New Global Climate Adaptation Network in the Works

GLAND, Switzerland, February 5, 2009 (ENS) – A new international network of resource managers, scientists and decision-makers is being forged to help some of the most vulnerable ecosystems and societies cope with the impacts of global climate change.

The Ecosystems and Livelihoods Adaptation Network, or ELAN, is being created as a collaboration between two of the world’s largest environmental organizations – the International Union for the Conservation of Nature and WWF International – both based in the Swiss town of Gland.

ELAN’s formation will be bankrolled with a $2 million grant from the John D. and Catherine T. MacArthur Foundation, the organizations announced Tuesday. The funding will enable more institutions to participate and establish ELAN as an effective network to face the adaptation challenge, they said.

★ ★ ★

GIVEN TASK A: According to the climate adaptation article, what kinds of people will make up the new international network? List each one.
The records that follow have no connection to the climate adaptation article.

(Spatial layout entries)
★ ★ ★

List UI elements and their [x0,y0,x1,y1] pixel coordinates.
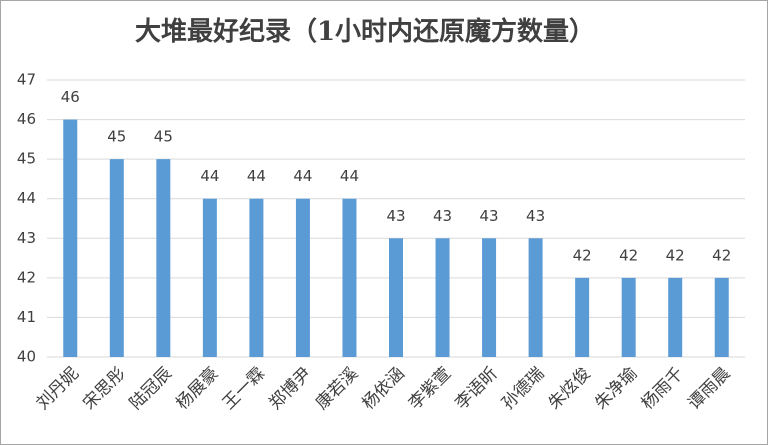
y-tick-label: 43 [17,229,36,247]
data-label: 43 [386,207,405,225]
y-tick-label: 45 [17,150,36,168]
data-label: 42 [712,246,731,264]
data-label: 44 [200,167,219,185]
data-label: 43 [526,207,545,225]
y-tick-label: 42 [17,268,36,286]
bar [389,238,403,357]
data-label: 43 [433,207,452,225]
bar [668,277,683,357]
bar [342,198,357,357]
bar [482,238,497,357]
bar [528,238,543,357]
chart-title: 大堆最好纪录（1小时内还原魔方数量） [135,16,595,47]
data-label: 45 [107,128,126,146]
bar [575,277,590,357]
data-label: 43 [480,207,499,225]
bar [202,198,217,357]
data-label: 44 [247,167,266,185]
bar [435,238,450,357]
bar [109,159,124,357]
bar [714,277,729,357]
data-label: 42 [619,246,638,264]
data-label: 45 [154,128,173,146]
y-tick-label: 40 [17,348,36,366]
y-tick-label: 41 [17,308,36,326]
bar [249,198,264,357]
data-label: 42 [666,246,685,264]
y-tick-label: 46 [17,110,36,128]
bar [156,159,171,357]
y-tick-label: 47 [17,71,36,89]
bar [295,198,310,357]
data-label: 44 [340,167,359,185]
bar [63,119,78,357]
data-label: 44 [293,167,312,185]
data-label: 46 [61,88,80,106]
bar [621,277,636,357]
y-tick-label: 44 [17,189,36,207]
data-label: 42 [573,246,592,264]
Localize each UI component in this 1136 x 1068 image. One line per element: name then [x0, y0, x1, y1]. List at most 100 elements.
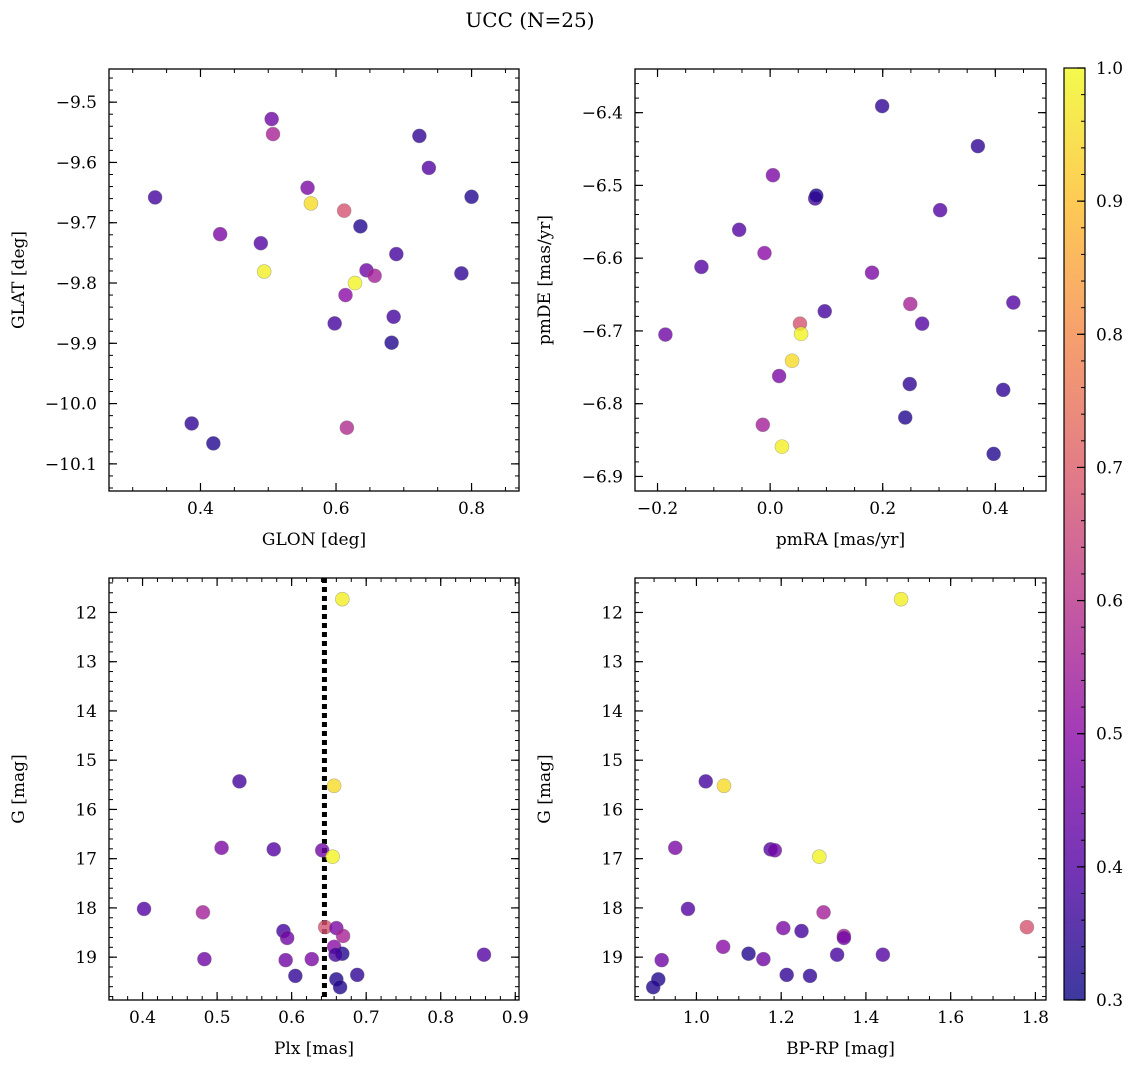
data-point [771, 368, 787, 384]
data-point [386, 309, 401, 325]
y-tick-label: 12 [75, 603, 97, 623]
data-point [335, 928, 351, 944]
data-point [757, 245, 772, 261]
data-point [779, 967, 794, 983]
data-point [932, 202, 948, 218]
data-point [256, 264, 272, 279]
data-point [454, 266, 469, 281]
data-point [147, 190, 163, 205]
data-point [694, 259, 709, 275]
y-tick-label: 15 [75, 751, 97, 771]
x-tick-label: 1.2 [768, 1008, 795, 1028]
x-tick-label: 0.9 [502, 1008, 529, 1028]
data-point [774, 439, 790, 454]
y-tick-label: 13 [75, 653, 97, 673]
x-axis-label: BP-RP [mag] [786, 1039, 895, 1059]
data-point [136, 901, 152, 917]
data-point [1006, 295, 1021, 310]
x-tick-label: 0.2 [869, 499, 896, 519]
data-point [897, 410, 913, 425]
data-point [326, 778, 342, 794]
x-tick-label: 1.0 [683, 1008, 710, 1028]
data-point [214, 840, 229, 856]
data-point [716, 778, 732, 794]
data-point [327, 316, 342, 331]
data-point [874, 98, 890, 114]
data-point [184, 416, 199, 431]
data-point [353, 219, 368, 234]
colorbar-tick-label: 0.6 [1096, 592, 1123, 612]
data-point [995, 382, 1011, 398]
data-point [794, 923, 809, 939]
panel-glon-glat: 0.4 0.6 0.8 −10.1 −10.0 −9.9 −9.8 −9.7 −9.6 −9.5 G… [9, 68, 520, 550]
panel-plx-g: 0.4 0.5 0.6 0.7 0.8 0.9 12 13 14 15 16 17 18 19 Plx [m… [9, 577, 529, 1059]
x-tick-label: −0.2 [637, 499, 678, 519]
data-point [335, 591, 350, 607]
data-point [817, 303, 833, 319]
data-point [645, 979, 661, 995]
y-tick-label: −9.8 [56, 274, 97, 294]
y-tick-label: −10.1 [45, 455, 97, 475]
colorbar-tick-label: 0.3 [1096, 991, 1123, 1011]
data-point [775, 920, 791, 936]
data-point [893, 591, 909, 607]
data-point [1019, 919, 1035, 935]
data-point [875, 947, 891, 962]
data-point [680, 901, 696, 917]
data-point [206, 436, 221, 451]
y-tick-label: −9.9 [56, 334, 97, 354]
x-tick-label: 0.4 [982, 499, 1009, 519]
y-axis-label: GLAT [deg] [9, 231, 29, 329]
x-tick-label: 1.6 [937, 1008, 964, 1028]
data-point [412, 128, 427, 144]
y-tick-label: 19 [75, 948, 97, 968]
data-point [264, 111, 279, 127]
y-tick-label: −9.6 [56, 153, 97, 173]
data-point [325, 849, 340, 865]
axes-frame [634, 577, 1047, 1001]
data-point [667, 840, 683, 856]
panel-pmra-pmde: −0.2 0.0 0.2 0.4 −6.9 −6.8 −6.7 −6.6 −6.5 −6.4 pmR… [535, 68, 1047, 550]
data-point [902, 376, 918, 392]
data-point [812, 849, 827, 865]
figure-title: UCC (N=25) [465, 8, 594, 32]
data-point [715, 939, 731, 955]
data-point [654, 952, 669, 968]
data-point [332, 979, 348, 995]
colorbar-tick-label: 0.4 [1096, 858, 1123, 878]
y-tick-label: 12 [601, 603, 623, 623]
data-point [793, 326, 809, 342]
data-point [755, 417, 771, 433]
x-tick-label: 0.6 [323, 499, 350, 519]
axes-frame [108, 577, 520, 1001]
y-tick-label: −10.0 [45, 395, 97, 415]
data-point [328, 947, 343, 962]
data-point [336, 203, 352, 218]
data-point [658, 327, 673, 342]
data-point [339, 420, 355, 436]
colorbar-tick-label: 1.0 [1096, 59, 1123, 79]
colorbar: 0.3 0.4 0.5 0.6 0.7 0.8 0.9 1.0 [1063, 59, 1123, 1011]
y-tick-label: −9.5 [56, 93, 97, 113]
data-point [279, 930, 295, 946]
data-point [347, 275, 363, 291]
data-point [986, 446, 1001, 462]
x-tick-label: 0.8 [458, 499, 485, 519]
y-tick-label: 13 [601, 653, 623, 673]
y-tick-label: −6.9 [582, 467, 623, 487]
data-point [300, 180, 315, 196]
y-tick-label: 14 [75, 702, 97, 722]
x-axis-label: pmRA [mas/yr] [776, 530, 905, 550]
x-tick-label: 0.4 [187, 499, 214, 519]
data-point [914, 316, 930, 331]
y-axis-label: G [mag] [9, 754, 29, 823]
data-point [741, 946, 756, 962]
y-tick-label: −6.7 [582, 322, 623, 342]
y-tick-label: 14 [601, 702, 623, 722]
data-point [304, 951, 320, 967]
data-point [367, 268, 382, 284]
x-tick-label: 1.4 [852, 1008, 879, 1028]
data-point [288, 968, 303, 984]
colorbar-tick-label: 0.9 [1096, 192, 1123, 212]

★ ★ ★

GIVEN TASK B: Render the lines of the records as a numbered list, beginning at the line that contains "data-point [771, 368, 787, 384]" and stopping after the line that contains "data-point [136, 901, 152, 917]". Leave out any blank lines.

CORRECT RESPONSE A:
- Resource managers
- Scientists
- Decision-makers

CORRECT RESPONSE B:
1. data-point [771, 368, 787, 384]
2. data-point [386, 309, 401, 325]
3. y-tick-label: 12 [75, 603, 97, 623]
4. data-point [335, 928, 351, 944]
5. data-point [757, 245, 772, 261]
6. data-point [779, 967, 794, 983]
7. data-point [932, 202, 948, 218]
8. data-point [256, 264, 272, 279]
9. data-point [454, 266, 469, 281]
10. data-point [147, 190, 163, 205]
11. data-point [694, 259, 709, 275]
12. y-tick-label: 15 [75, 751, 97, 771]
13. x-tick-label: 1.2 [768, 1008, 795, 1028]
14. x-tick-label: 0.9 [502, 1008, 529, 1028]
15. data-point [774, 439, 790, 454]
16. y-tick-label: 13 [75, 653, 97, 673]
17. x-axis-label: BP-RP [mag] [786, 1039, 895, 1059]
18. data-point [136, 901, 152, 917]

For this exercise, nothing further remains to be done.